Aim: Copy out all the entries word for word.

——————

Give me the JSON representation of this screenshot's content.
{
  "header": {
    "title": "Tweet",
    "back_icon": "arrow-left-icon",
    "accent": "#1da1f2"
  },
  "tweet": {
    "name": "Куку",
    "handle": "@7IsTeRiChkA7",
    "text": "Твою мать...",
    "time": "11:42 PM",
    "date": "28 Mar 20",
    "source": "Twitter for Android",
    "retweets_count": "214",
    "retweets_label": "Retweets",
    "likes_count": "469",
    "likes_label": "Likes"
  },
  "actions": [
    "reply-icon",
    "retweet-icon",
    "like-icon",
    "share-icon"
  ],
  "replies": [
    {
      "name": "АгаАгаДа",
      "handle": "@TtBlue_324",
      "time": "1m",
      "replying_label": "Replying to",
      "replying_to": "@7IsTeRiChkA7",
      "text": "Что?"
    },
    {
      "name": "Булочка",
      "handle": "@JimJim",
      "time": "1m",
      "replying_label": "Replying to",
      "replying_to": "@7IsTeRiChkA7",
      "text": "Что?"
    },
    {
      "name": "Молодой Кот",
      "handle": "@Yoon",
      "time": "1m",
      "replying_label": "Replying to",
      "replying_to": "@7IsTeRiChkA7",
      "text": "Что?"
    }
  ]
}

——————

Exercise result:
Give me the JSON representation of this screenshot's content.
{
  "header": {
    "title": "Tweet",
    "back_icon": "arrow-left-icon",
    "accent": "#1da1f2"
  },
  "tweet": {
    "name": "Куку",
    "handle": "@7IsTeRiChkA7",
    "text": "Твою мать...",
    "time": "11:42 PM",
    "date": "28 Mar 20",
    "source": "Twitter for Android",
    "retweets_count": "214",
    "retweets_label": "Retweets",
    "likes_count": "469",
    "likes_label": "Likes"
  },
  "actions": [
    "reply-icon",
    "retweet-icon",
    "like-icon",
    "share-icon"
  ],
  "replies": [
    {
      "name": "АгаАгаДа",
      "handle": "@TtBlue_324",
      "time": "1m",
      "replying_label": "Replying to",
      "replying_to": "@7IsTeRiChkA7",
      "text": "Что?"
    },
    {
      "name": "Булочка",
      "handle": "@JimJim",
      "time": "1m",
      "replying_label": "Replying to",
      "replying_to": "@7IsTeRiChkA7",
      "text": "Что?"
    },
    {
      "name": "Молодой Кот",
      "handle": "@Yoon",
      "time": "1m",
      "replying_label": "Replying to",
      "replying_to": "@7IsTeRiChkA7",
      "text": "Что?"
    }
  ]
}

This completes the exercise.